### Your instructions
Without the pictures, print each of the records below exactly as it appears.

[Data records]
****

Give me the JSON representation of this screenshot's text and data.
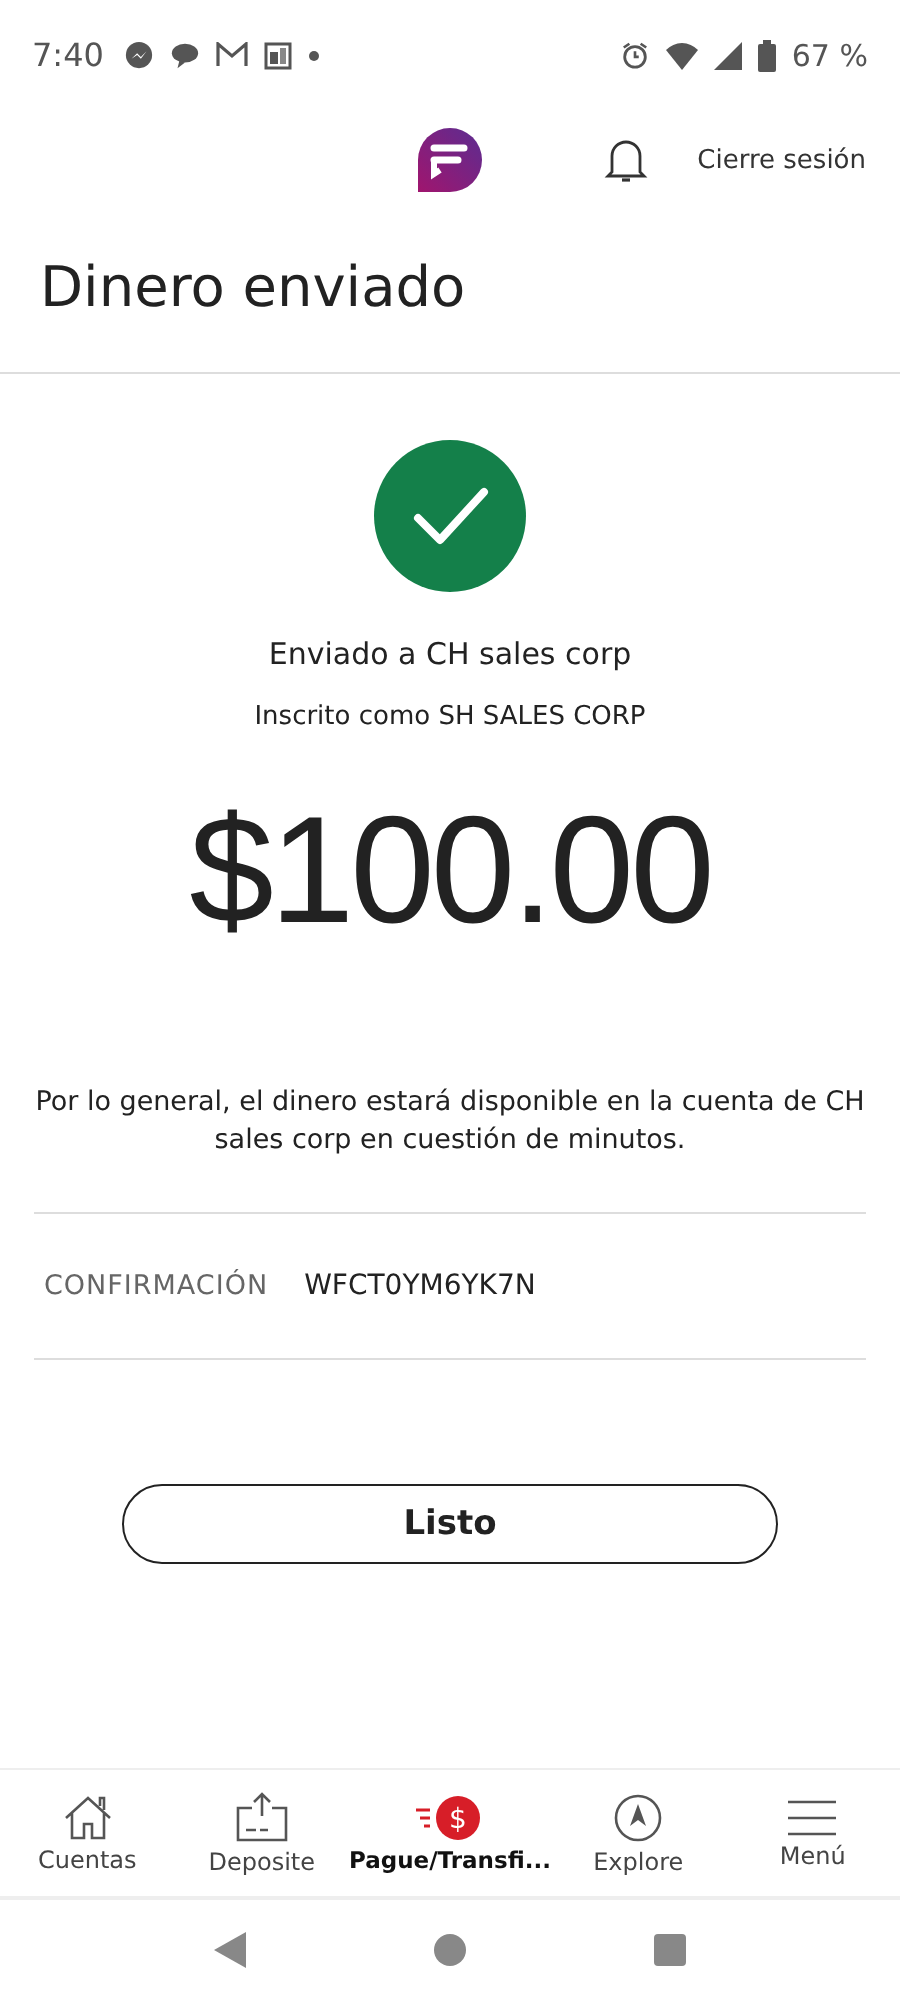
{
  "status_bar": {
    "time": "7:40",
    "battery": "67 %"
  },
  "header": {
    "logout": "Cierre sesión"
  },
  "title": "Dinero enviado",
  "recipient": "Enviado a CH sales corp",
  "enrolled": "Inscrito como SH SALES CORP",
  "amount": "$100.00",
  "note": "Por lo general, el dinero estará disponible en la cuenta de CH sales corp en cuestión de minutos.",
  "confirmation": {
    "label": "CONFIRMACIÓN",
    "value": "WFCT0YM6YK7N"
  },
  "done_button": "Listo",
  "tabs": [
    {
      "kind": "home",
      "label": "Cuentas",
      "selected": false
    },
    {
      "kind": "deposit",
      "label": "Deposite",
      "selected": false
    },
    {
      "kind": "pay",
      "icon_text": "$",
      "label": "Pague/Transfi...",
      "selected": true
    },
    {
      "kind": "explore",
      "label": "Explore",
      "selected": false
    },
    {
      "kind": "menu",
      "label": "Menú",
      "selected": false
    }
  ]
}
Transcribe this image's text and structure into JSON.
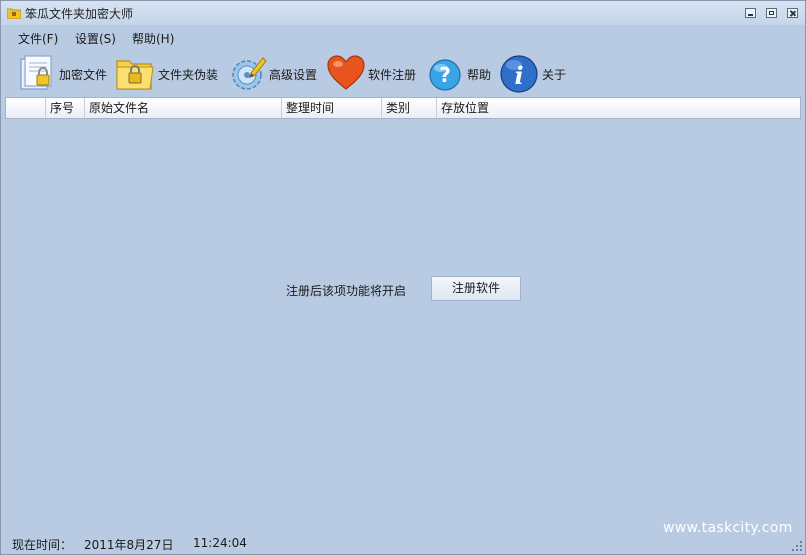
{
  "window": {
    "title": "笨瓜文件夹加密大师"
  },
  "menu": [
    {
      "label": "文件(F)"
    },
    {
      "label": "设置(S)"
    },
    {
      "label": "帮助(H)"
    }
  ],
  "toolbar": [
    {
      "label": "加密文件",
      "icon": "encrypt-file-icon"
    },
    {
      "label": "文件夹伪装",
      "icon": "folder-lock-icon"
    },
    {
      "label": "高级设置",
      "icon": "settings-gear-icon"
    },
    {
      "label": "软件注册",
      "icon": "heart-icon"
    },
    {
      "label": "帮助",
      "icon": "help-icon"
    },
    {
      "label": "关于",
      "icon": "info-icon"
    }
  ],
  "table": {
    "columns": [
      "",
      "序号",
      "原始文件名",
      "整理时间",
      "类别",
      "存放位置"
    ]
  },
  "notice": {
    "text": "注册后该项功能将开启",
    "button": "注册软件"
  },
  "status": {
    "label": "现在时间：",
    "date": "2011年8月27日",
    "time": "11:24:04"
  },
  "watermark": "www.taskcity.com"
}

****

### The reply
Give me the JSON representation of this screenshot's text and data.
{
  "status_bar": {
    "time": "7:40",
    "battery": "67 %"
  },
  "header": {
    "logout": "Cierre sesión"
  },
  "title": "Dinero enviado",
  "recipient": "Enviado a CH sales corp",
  "enrolled": "Inscrito como SH SALES CORP",
  "amount": "$100.00",
  "note": "Por lo general, el dinero estará disponible en la cuenta de CH sales corp en cuestión de minutos.",
  "confirmation": {
    "label": "CONFIRMACIÓN",
    "value": "WFCT0YM6YK7N"
  },
  "done_button": "Listo",
  "tabs": [
    {
      "kind": "home",
      "label": "Cuentas",
      "selected": false
    },
    {
      "kind": "deposit",
      "label": "Deposite",
      "selected": false
    },
    {
      "kind": "pay",
      "icon_text": "$",
      "label": "Pague/Transfi...",
      "selected": true
    },
    {
      "kind": "explore",
      "label": "Explore",
      "selected": false
    },
    {
      "kind": "menu",
      "label": "Menú",
      "selected": false
    }
  ]
}
Transcribe this image's text and structure into JSON.
{
  "window": {
    "title": "笨瓜文件夹加密大师"
  },
  "menu": [
    {
      "label": "文件(F)"
    },
    {
      "label": "设置(S)"
    },
    {
      "label": "帮助(H)"
    }
  ],
  "toolbar": [
    {
      "label": "加密文件",
      "icon": "encrypt-file-icon"
    },
    {
      "label": "文件夹伪装",
      "icon": "folder-lock-icon"
    },
    {
      "label": "高级设置",
      "icon": "settings-gear-icon"
    },
    {
      "label": "软件注册",
      "icon": "heart-icon"
    },
    {
      "label": "帮助",
      "icon": "help-icon"
    },
    {
      "label": "关于",
      "icon": "info-icon"
    }
  ],
  "table": {
    "columns": [
      "",
      "序号",
      "原始文件名",
      "整理时间",
      "类别",
      "存放位置"
    ]
  },
  "notice": {
    "text": "注册后该项功能将开启",
    "button": "注册软件"
  },
  "status": {
    "label": "现在时间：",
    "date": "2011年8月27日",
    "time": "11:24:04"
  },
  "watermark": "www.taskcity.com"
}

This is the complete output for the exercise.